____ Data provided

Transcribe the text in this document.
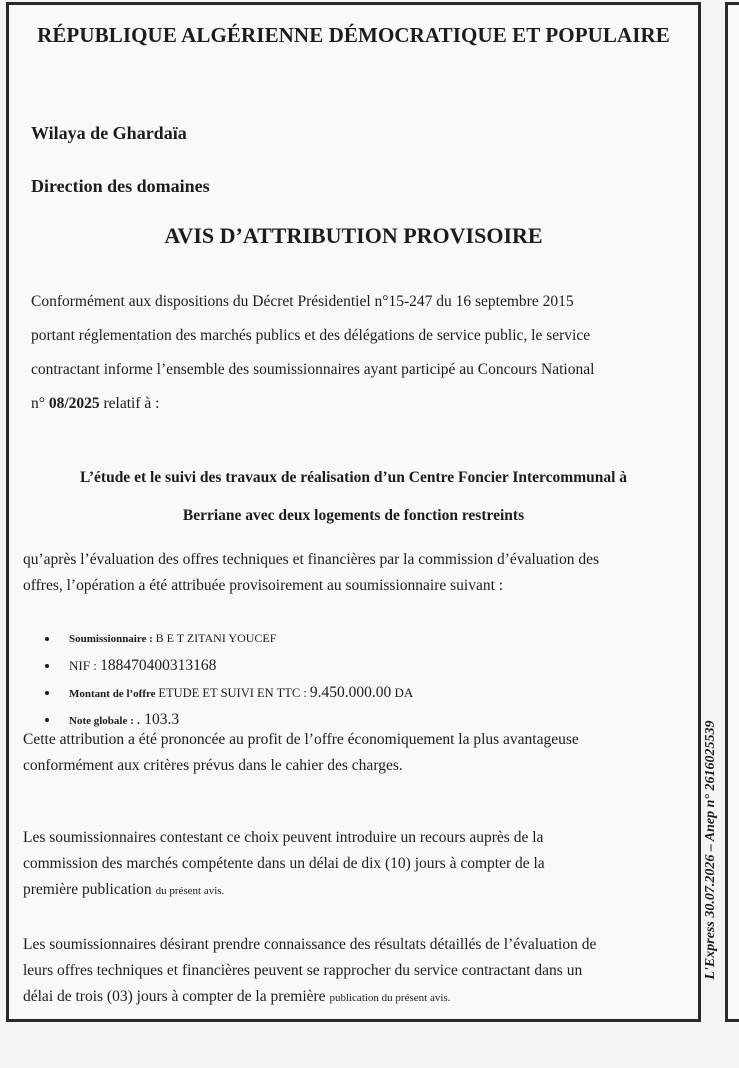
RÉPUBLIQUE ALGÉRIENNE DÉMOCRATIQUE ET POPULAIRE
Wilaya de Ghardaïa
Direction des domaines
AVIS D’ATTRIBUTION PROVISOIRE
Conformément aux dispositions du Décret Présidentiel n°15-247 du 16 septembre 2015
portant réglementation des marchés publics et des délégations de service public, le service
contractant informe l’ensemble des soumissionnaires ayant participé au Concours National
n° 08/2025 relatif à :
L’étude et le suivi des travaux de réalisation d’un Centre Foncier Intercommunal à
Berriane avec deux logements de fonction restreints
qu’après l’évaluation des offres techniques et financières par la commission d’évaluation des
offres, l’opération a été attribuée provisoirement au soumissionnaire suivant :
Soumissionnaire : B E T ZITANI YOUCEF
NIF : 188470400313168
Montant de l’offre ETUDE ET SUIVI EN TTC : 9.450.000.00 DA
Note globale : . 103.3
Cette attribution a été prononcée au profit de l’offre économiquement la plus avantageuse
conformément aux critères prévus dans le cahier des charges.
Les soumissionnaires contestant ce choix peuvent introduire un recours auprès de la
commission des marchés compétente dans un délai de dix (10) jours à compter de la
première publication du présent avis.
Les soumissionnaires désirant prendre connaissance des résultats détaillés de l’évaluation de
leurs offres techniques et financières peuvent se rapprocher du service contractant dans un
délai de trois (03) jours à compter de la première publication du présent avis.
L'Express 30.07.2026 – Anep n° 2616025539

________

> _Exercise_: For each line of the listing that holds the word "commission", show that line.

> _Complete output_:
qu’après l’évaluation des offres techniques et financières par la commission d’évaluation des
commission des marchés compétente dans un délai de dix (10) jours à compter de la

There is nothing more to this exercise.